--- Provided information ---
* * * *

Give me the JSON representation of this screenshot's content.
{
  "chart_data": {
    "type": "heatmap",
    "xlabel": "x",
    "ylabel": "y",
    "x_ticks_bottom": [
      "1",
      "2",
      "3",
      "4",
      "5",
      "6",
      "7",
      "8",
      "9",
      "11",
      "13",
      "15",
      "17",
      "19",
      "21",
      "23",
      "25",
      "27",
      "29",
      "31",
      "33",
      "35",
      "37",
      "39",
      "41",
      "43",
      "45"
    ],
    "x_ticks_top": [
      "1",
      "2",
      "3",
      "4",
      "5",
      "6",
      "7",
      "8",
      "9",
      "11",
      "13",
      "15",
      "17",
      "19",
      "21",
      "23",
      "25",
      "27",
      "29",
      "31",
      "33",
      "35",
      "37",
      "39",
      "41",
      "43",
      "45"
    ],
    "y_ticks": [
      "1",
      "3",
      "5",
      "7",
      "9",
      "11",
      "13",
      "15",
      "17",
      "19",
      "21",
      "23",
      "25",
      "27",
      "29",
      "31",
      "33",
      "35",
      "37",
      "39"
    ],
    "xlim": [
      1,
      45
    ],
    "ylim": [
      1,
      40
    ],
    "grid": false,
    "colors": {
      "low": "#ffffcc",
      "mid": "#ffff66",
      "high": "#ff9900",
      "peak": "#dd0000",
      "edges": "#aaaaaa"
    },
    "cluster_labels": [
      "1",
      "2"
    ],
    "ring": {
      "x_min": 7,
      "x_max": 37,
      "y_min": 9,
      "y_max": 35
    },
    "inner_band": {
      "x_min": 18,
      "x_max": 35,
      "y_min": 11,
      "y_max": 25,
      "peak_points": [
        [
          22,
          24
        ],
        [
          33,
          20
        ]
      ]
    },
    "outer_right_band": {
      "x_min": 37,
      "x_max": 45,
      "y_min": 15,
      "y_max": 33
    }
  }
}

* * * *

--- Required task ---
Write out every entry again exactly, please, with nothing missing.

--- Exercise output ---
Give me the JSON representation of this screenshot's content.
{
  "chart_data": {
    "type": "heatmap",
    "xlabel": "x",
    "ylabel": "y",
    "x_ticks_bottom": [
      "1",
      "2",
      "3",
      "4",
      "5",
      "6",
      "7",
      "8",
      "9",
      "11",
      "13",
      "15",
      "17",
      "19",
      "21",
      "23",
      "25",
      "27",
      "29",
      "31",
      "33",
      "35",
      "37",
      "39",
      "41",
      "43",
      "45"
    ],
    "x_ticks_top": [
      "1",
      "2",
      "3",
      "4",
      "5",
      "6",
      "7",
      "8",
      "9",
      "11",
      "13",
      "15",
      "17",
      "19",
      "21",
      "23",
      "25",
      "27",
      "29",
      "31",
      "33",
      "35",
      "37",
      "39",
      "41",
      "43",
      "45"
    ],
    "y_ticks": [
      "1",
      "3",
      "5",
      "7",
      "9",
      "11",
      "13",
      "15",
      "17",
      "19",
      "21",
      "23",
      "25",
      "27",
      "29",
      "31",
      "33",
      "35",
      "37",
      "39"
    ],
    "xlim": [
      1,
      45
    ],
    "ylim": [
      1,
      40
    ],
    "grid": false,
    "colors": {
      "low": "#ffffcc",
      "mid": "#ffff66",
      "high": "#ff9900",
      "peak": "#dd0000",
      "edges": "#aaaaaa"
    },
    "cluster_labels": [
      "1",
      "2"
    ],
    "ring": {
      "x_min": 7,
      "x_max": 37,
      "y_min": 9,
      "y_max": 35
    },
    "inner_band": {
      "x_min": 18,
      "x_max": 35,
      "y_min": 11,
      "y_max": 25,
      "peak_points": [
        [
          22,
          24
        ],
        [
          33,
          20
        ]
      ]
    },
    "outer_right_band": {
      "x_min": 37,
      "x_max": 45,
      "y_min": 15,
      "y_max": 33
    }
  }
}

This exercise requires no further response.